start Provided records
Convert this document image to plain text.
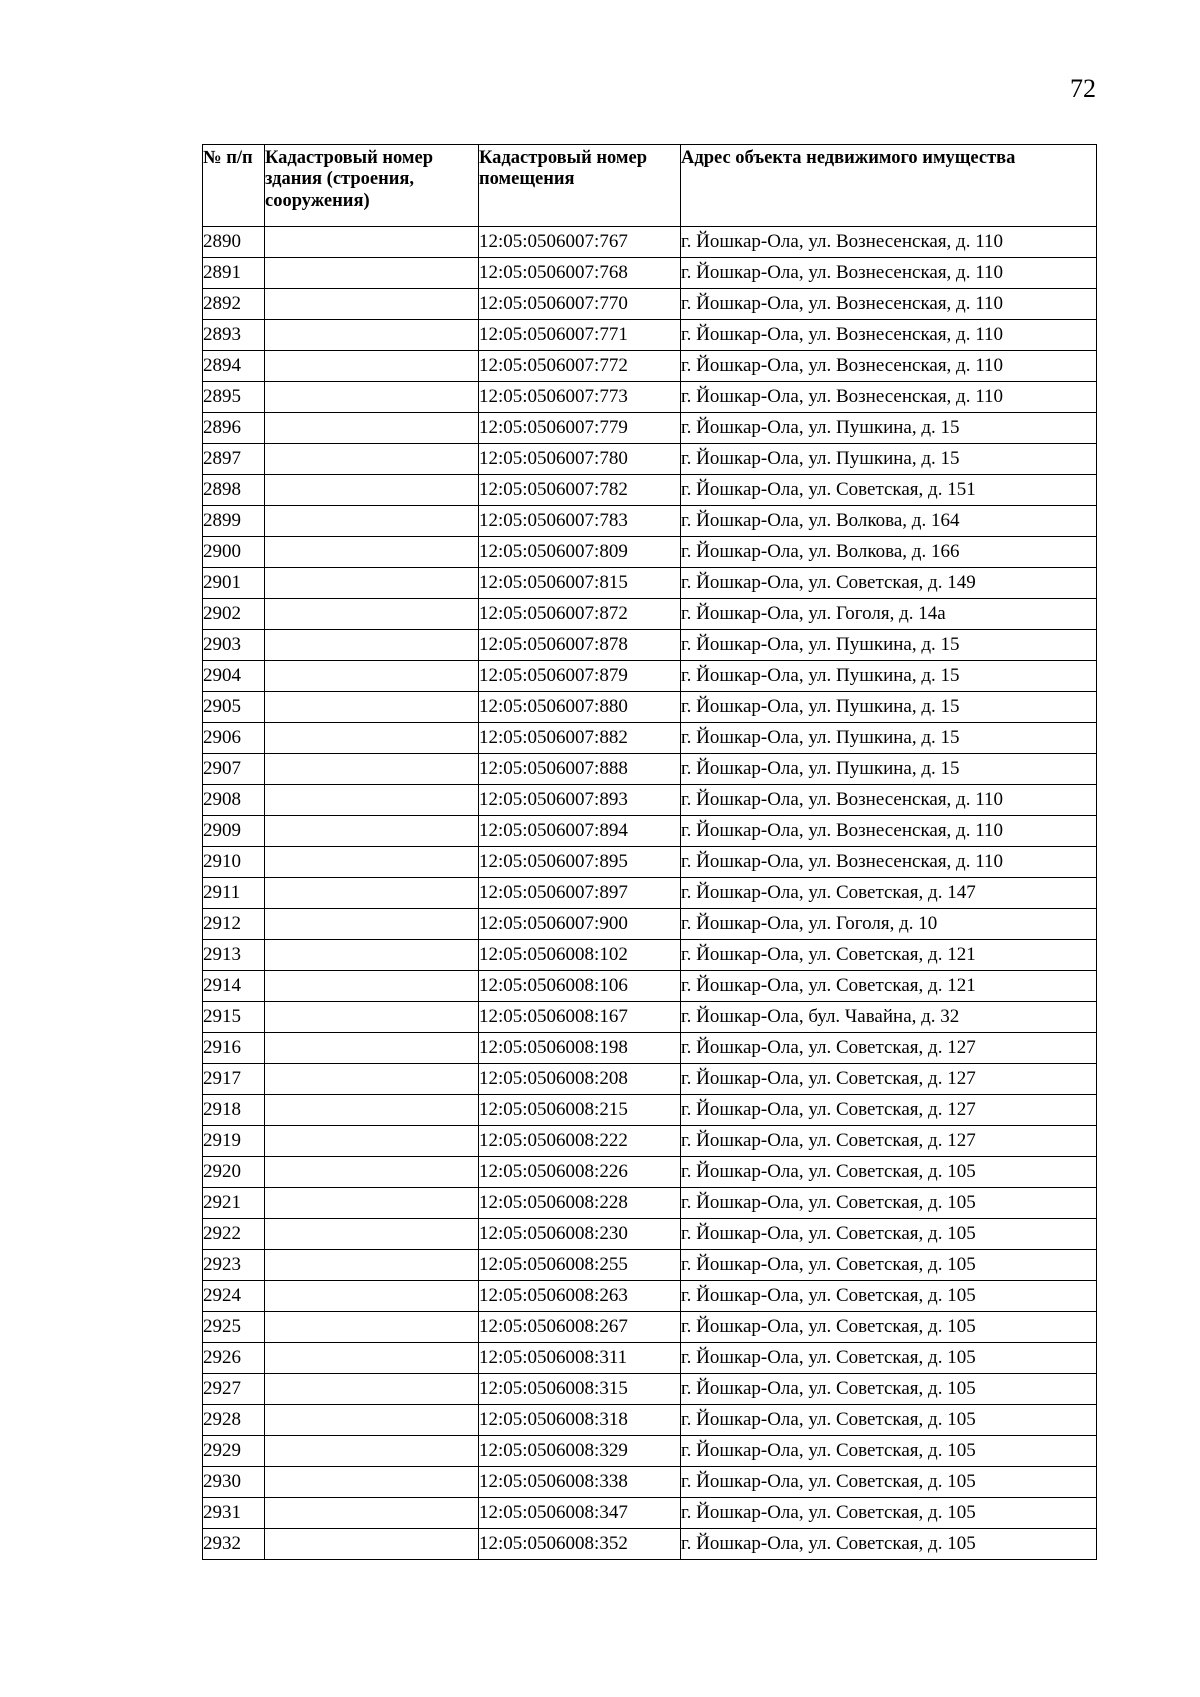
72
№ п/п	Кадастровый номер здания (строения, сооружения)	Кадастровый номер помещения	Адрес объекта недвижимого имущества
2890		12:05:0506007:767	г. Йошкар-Ола, ул. Вознесенская, д. 110
2891		12:05:0506007:768	г. Йошкар-Ола, ул. Вознесенская, д. 110
2892		12:05:0506007:770	г. Йошкар-Ола, ул. Вознесенская, д. 110
2893		12:05:0506007:771	г. Йошкар-Ола, ул. Вознесенская, д. 110
2894		12:05:0506007:772	г. Йошкар-Ола, ул. Вознесенская, д. 110
2895		12:05:0506007:773	г. Йошкар-Ола, ул. Вознесенская, д. 110
2896		12:05:0506007:779	г. Йошкар-Ола, ул. Пушкина, д. 15
2897		12:05:0506007:780	г. Йошкар-Ола, ул. Пушкина, д. 15
2898		12:05:0506007:782	г. Йошкар-Ола, ул. Советская, д. 151
2899		12:05:0506007:783	г. Йошкар-Ола, ул. Волкова, д. 164
2900		12:05:0506007:809	г. Йошкар-Ола, ул. Волкова, д. 166
2901		12:05:0506007:815	г. Йошкар-Ола, ул. Советская, д. 149
2902		12:05:0506007:872	г. Йошкар-Ола, ул. Гоголя, д. 14а
2903		12:05:0506007:878	г. Йошкар-Ола, ул. Пушкина, д. 15
2904		12:05:0506007:879	г. Йошкар-Ола, ул. Пушкина, д. 15
2905		12:05:0506007:880	г. Йошкар-Ола, ул. Пушкина, д. 15
2906		12:05:0506007:882	г. Йошкар-Ола, ул. Пушкина, д. 15
2907		12:05:0506007:888	г. Йошкар-Ола, ул. Пушкина, д. 15
2908		12:05:0506007:893	г. Йошкар-Ола, ул. Вознесенская, д. 110
2909		12:05:0506007:894	г. Йошкар-Ола, ул. Вознесенская, д. 110
2910		12:05:0506007:895	г. Йошкар-Ола, ул. Вознесенская, д. 110
2911		12:05:0506007:897	г. Йошкар-Ола, ул. Советская, д. 147
2912		12:05:0506007:900	г. Йошкар-Ола, ул. Гоголя, д. 10
2913		12:05:0506008:102	г. Йошкар-Ола, ул. Советская, д. 121
2914		12:05:0506008:106	г. Йошкар-Ола, ул. Советская, д. 121
2915		12:05:0506008:167	г. Йошкар-Ола, бул. Чавайна, д. 32
2916		12:05:0506008:198	г. Йошкар-Ола, ул. Советская, д. 127
2917		12:05:0506008:208	г. Йошкар-Ола, ул. Советская, д. 127
2918		12:05:0506008:215	г. Йошкар-Ола, ул. Советская, д. 127
2919		12:05:0506008:222	г. Йошкар-Ола, ул. Советская, д. 127
2920		12:05:0506008:226	г. Йошкар-Ола, ул. Советская, д. 105
2921		12:05:0506008:228	г. Йошкар-Ола, ул. Советская, д. 105
2922		12:05:0506008:230	г. Йошкар-Ола, ул. Советская, д. 105
2923		12:05:0506008:255	г. Йошкар-Ола, ул. Советская, д. 105
2924		12:05:0506008:263	г. Йошкар-Ола, ул. Советская, д. 105
2925		12:05:0506008:267	г. Йошкар-Ола, ул. Советская, д. 105
2926		12:05:0506008:311	г. Йошкар-Ола, ул. Советская, д. 105
2927		12:05:0506008:315	г. Йошкар-Ола, ул. Советская, д. 105
2928		12:05:0506008:318	г. Йошкар-Ола, ул. Советская, д. 105
2929		12:05:0506008:329	г. Йошкар-Ола, ул. Советская, д. 105
2930		12:05:0506008:338	г. Йошкар-Ола, ул. Советская, д. 105
2931		12:05:0506008:347	г. Йошкар-Ола, ул. Советская, д. 105
2932		12:05:0506008:352	г. Йошкар-Ола, ул. Советская, д. 105
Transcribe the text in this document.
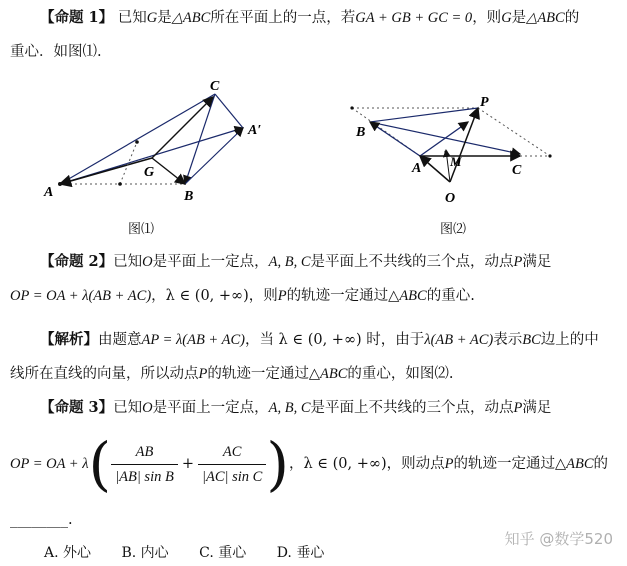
【命题 1】 已知G是△ABC所在平面上的一点，若GA + GB + GC = 0，则G是△ABC的
重心．如图⑴.
A	B
C
A′
G
图⑴
P
B
A M
C
O
图⑵
【命题 2】已知O是平面上一定点，A, B, C是平面上不共线的三个点，动点P满足
OP = OA + λ(AB + AC)，λ ∈ (0, +∞)，则P的轨迹一定通过△ABC的重心.
【解析】由题意AP = λ(AB + AC)，当 λ ∈ (0, +∞) 时，由于λ(AB + AC)表示BC边上的中
线所在直线的向量，所以动点P的轨迹一定通过△ABC的重心，如图⑵.
【命题 3】已知O是平面上一定点，A, B, C是平面上不共线的三个点，动点P满足
OP = OA + λ ( $\frac{AB}{\text{|AB| sin B}} + \frac{AC}{\text{|AC| sin C}}$ ) ，λ ∈ (0, +∞)，则动点 P 的轨迹一定通过△ ABC 的
________.
A. 外心 B. 内心 C. 重心 D. 垂心
知乎 @数学520
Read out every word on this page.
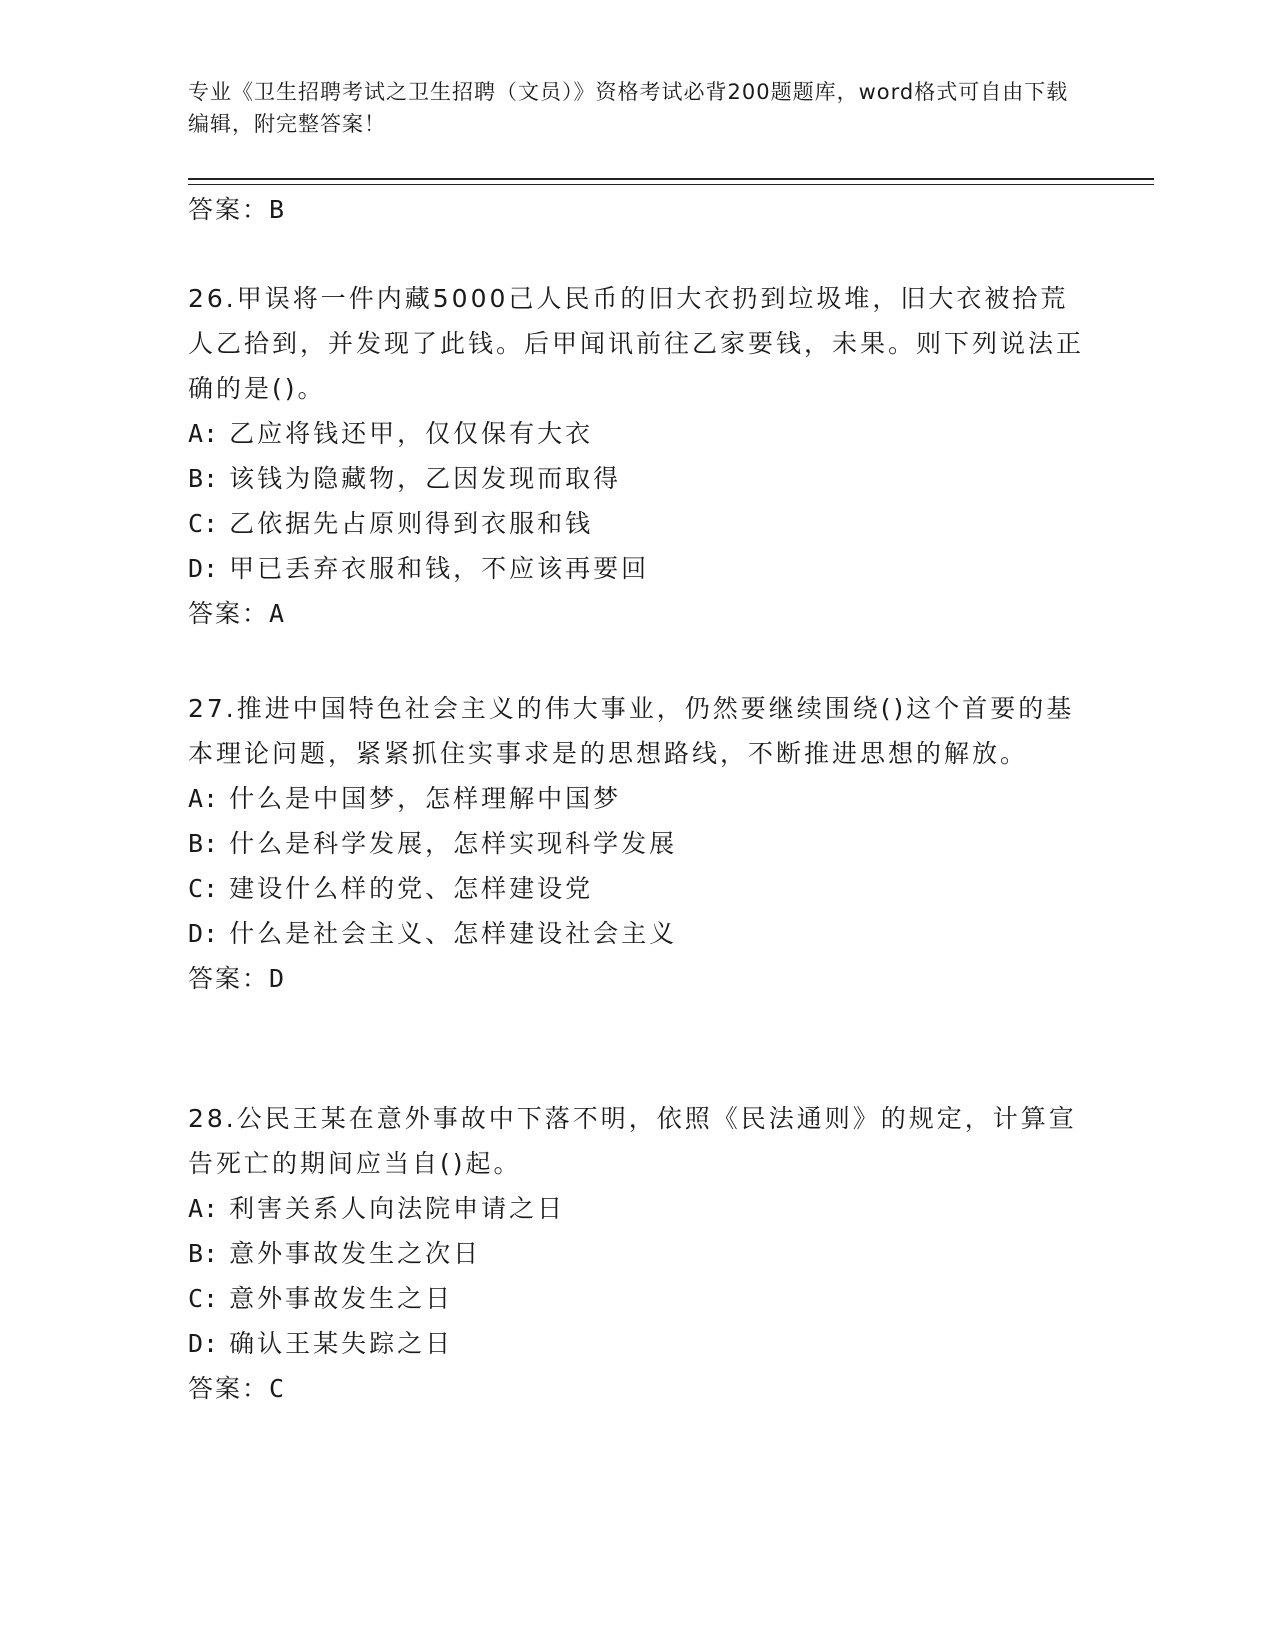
专业《卫生招聘考试之卫生招聘（文员）》资格考试必背200题题库，word格式可自由下载编辑，附完整答案！
答案：B
26.甲误将一件内藏5000己人民币的旧大衣扔到垃圾堆，旧大衣被拾荒人乙拾到，并发现了此钱。后甲闻讯前往乙家要钱，未果。则下列说法正确的是()。
A: 乙应将钱还甲，仅仅保有大衣
B: 该钱为隐藏物，乙因发现而取得
C: 乙依据先占原则得到衣服和钱
D: 甲已丢弃衣服和钱，不应该再要回
答案：A
27.推进中国特色社会主义的伟大事业，仍然要继续围绕()这个首要的基本理论问题，紧紧抓住实事求是的思想路线，不断推进思想的解放。
A: 什么是中国梦，怎样理解中国梦
B: 什么是科学发展，怎样实现科学发展
C: 建设什么样的党、怎样建设党
D: 什么是社会主义、怎样建设社会主义
答案：D
28.公民王某在意外事故中下落不明，依照《民法通则》的规定，计算宣告死亡的期间应当自()起。
A: 利害关系人向法院申请之日
B: 意外事故发生之次日
C: 意外事故发生之日
D: 确认王某失踪之日
答案：C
end Provided records
§ What is required
Transcribe the listing above verbatim. Omit the pictures.

§ Result of this exercise
Convert this document image to plain text.
72
№ п/п	Кадастровый номер здания (строения, сооружения)	Кадастровый номер помещения	Адрес объекта недвижимого имущества
2890		12:05:0506007:767	г. Йошкар-Ола, ул. Вознесенская, д. 110
2891		12:05:0506007:768	г. Йошкар-Ола, ул. Вознесенская, д. 110
2892		12:05:0506007:770	г. Йошкар-Ола, ул. Вознесенская, д. 110
2893		12:05:0506007:771	г. Йошкар-Ола, ул. Вознесенская, д. 110
2894		12:05:0506007:772	г. Йошкар-Ола, ул. Вознесенская, д. 110
2895		12:05:0506007:773	г. Йошкар-Ола, ул. Вознесенская, д. 110
2896		12:05:0506007:779	г. Йошкар-Ола, ул. Пушкина, д. 15
2897		12:05:0506007:780	г. Йошкар-Ола, ул. Пушкина, д. 15
2898		12:05:0506007:782	г. Йошкар-Ола, ул. Советская, д. 151
2899		12:05:0506007:783	г. Йошкар-Ола, ул. Волкова, д. 164
2900		12:05:0506007:809	г. Йошкар-Ола, ул. Волкова, д. 166
2901		12:05:0506007:815	г. Йошкар-Ола, ул. Советская, д. 149
2902		12:05:0506007:872	г. Йошкар-Ола, ул. Гоголя, д. 14а
2903		12:05:0506007:878	г. Йошкар-Ола, ул. Пушкина, д. 15
2904		12:05:0506007:879	г. Йошкар-Ола, ул. Пушкина, д. 15
2905		12:05:0506007:880	г. Йошкар-Ола, ул. Пушкина, д. 15
2906		12:05:0506007:882	г. Йошкар-Ола, ул. Пушкина, д. 15
2907		12:05:0506007:888	г. Йошкар-Ола, ул. Пушкина, д. 15
2908		12:05:0506007:893	г. Йошкар-Ола, ул. Вознесенская, д. 110
2909		12:05:0506007:894	г. Йошкар-Ола, ул. Вознесенская, д. 110
2910		12:05:0506007:895	г. Йошкар-Ола, ул. Вознесенская, д. 110
2911		12:05:0506007:897	г. Йошкар-Ола, ул. Советская, д. 147
2912		12:05:0506007:900	г. Йошкар-Ола, ул. Гоголя, д. 10
2913		12:05:0506008:102	г. Йошкар-Ола, ул. Советская, д. 121
2914		12:05:0506008:106	г. Йошкар-Ола, ул. Советская, д. 121
2915		12:05:0506008:167	г. Йошкар-Ола, бул. Чавайна, д. 32
2916		12:05:0506008:198	г. Йошкар-Ола, ул. Советская, д. 127
2917		12:05:0506008:208	г. Йошкар-Ола, ул. Советская, д. 127
2918		12:05:0506008:215	г. Йошкар-Ола, ул. Советская, д. 127
2919		12:05:0506008:222	г. Йошкар-Ола, ул. Советская, д. 127
2920		12:05:0506008:226	г. Йошкар-Ола, ул. Советская, д. 105
2921		12:05:0506008:228	г. Йошкар-Ола, ул. Советская, д. 105
2922		12:05:0506008:230	г. Йошкар-Ола, ул. Советская, д. 105
2923		12:05:0506008:255	г. Йошкар-Ола, ул. Советская, д. 105
2924		12:05:0506008:263	г. Йошкар-Ола, ул. Советская, д. 105
2925		12:05:0506008:267	г. Йошкар-Ола, ул. Советская, д. 105
2926		12:05:0506008:311	г. Йошкар-Ола, ул. Советская, д. 105
2927		12:05:0506008:315	г. Йошкар-Ола, ул. Советская, д. 105
2928		12:05:0506008:318	г. Йошкар-Ола, ул. Советская, д. 105
2929		12:05:0506008:329	г. Йошкар-Ола, ул. Советская, д. 105
2930		12:05:0506008:338	г. Йошкар-Ола, ул. Советская, д. 105
2931		12:05:0506008:347	г. Йошкар-Ола, ул. Советская, д. 105
2932		12:05:0506008:352	г. Йошкар-Ола, ул. Советская, д. 105
Transcribe the text in this document.
【命题 1】 已知G是△ABC所在平面上的一点，若GA + GB + GC = 0，则G是△ABC的
重心．如图⑴.
A	B
C
A′
G
图⑴
P
B
A M
C
O
图⑵
【命题 2】已知O是平面上一定点，A, B, C是平面上不共线的三个点，动点P满足
OP = OA + λ(AB + AC)，λ ∈ (0, +∞)，则P的轨迹一定通过△ABC的重心.
【解析】由题意AP = λ(AB + AC)，当 λ ∈ (0, +∞) 时，由于λ(AB + AC)表示BC边上的中
线所在直线的向量，所以动点P的轨迹一定通过△ABC的重心，如图⑵.
【命题 3】已知O是平面上一定点，A, B, C是平面上不共线的三个点，动点P满足
OP = OA + λ ( $\frac{AB}{\text{|AB| sin B}} + \frac{AC}{\text{|AC| sin C}}$ ) ，λ ∈ (0, +∞)，则动点 P 的轨迹一定通过△ ABC 的
________.
A. 外心 B. 内心 C. 重心 D. 垂心
知乎 @数学520
Read out every word on this page.
专业《卫生招聘考试之卫生招聘（文员）》资格考试必背200题题库，word格式可自由下载编辑，附完整答案！
答案：B
26.甲误将一件内藏5000己人民币的旧大衣扔到垃圾堆，旧大衣被拾荒人乙拾到，并发现了此钱。后甲闻讯前往乙家要钱，未果。则下列说法正确的是()。
A: 乙应将钱还甲，仅仅保有大衣
B: 该钱为隐藏物，乙因发现而取得
C: 乙依据先占原则得到衣服和钱
D: 甲已丢弃衣服和钱，不应该再要回
答案：A
27.推进中国特色社会主义的伟大事业，仍然要继续围绕()这个首要的基本理论问题，紧紧抓住实事求是的思想路线，不断推进思想的解放。
A: 什么是中国梦，怎样理解中国梦
B: 什么是科学发展，怎样实现科学发展
C: 建设什么样的党、怎样建设党
D: 什么是社会主义、怎样建设社会主义
答案：D
28.公民王某在意外事故中下落不明，依照《民法通则》的规定，计算宣告死亡的期间应当自()起。
A: 利害关系人向法院申请之日
B: 意外事故发生之次日
C: 意外事故发生之日
D: 确认王某失踪之日
答案：C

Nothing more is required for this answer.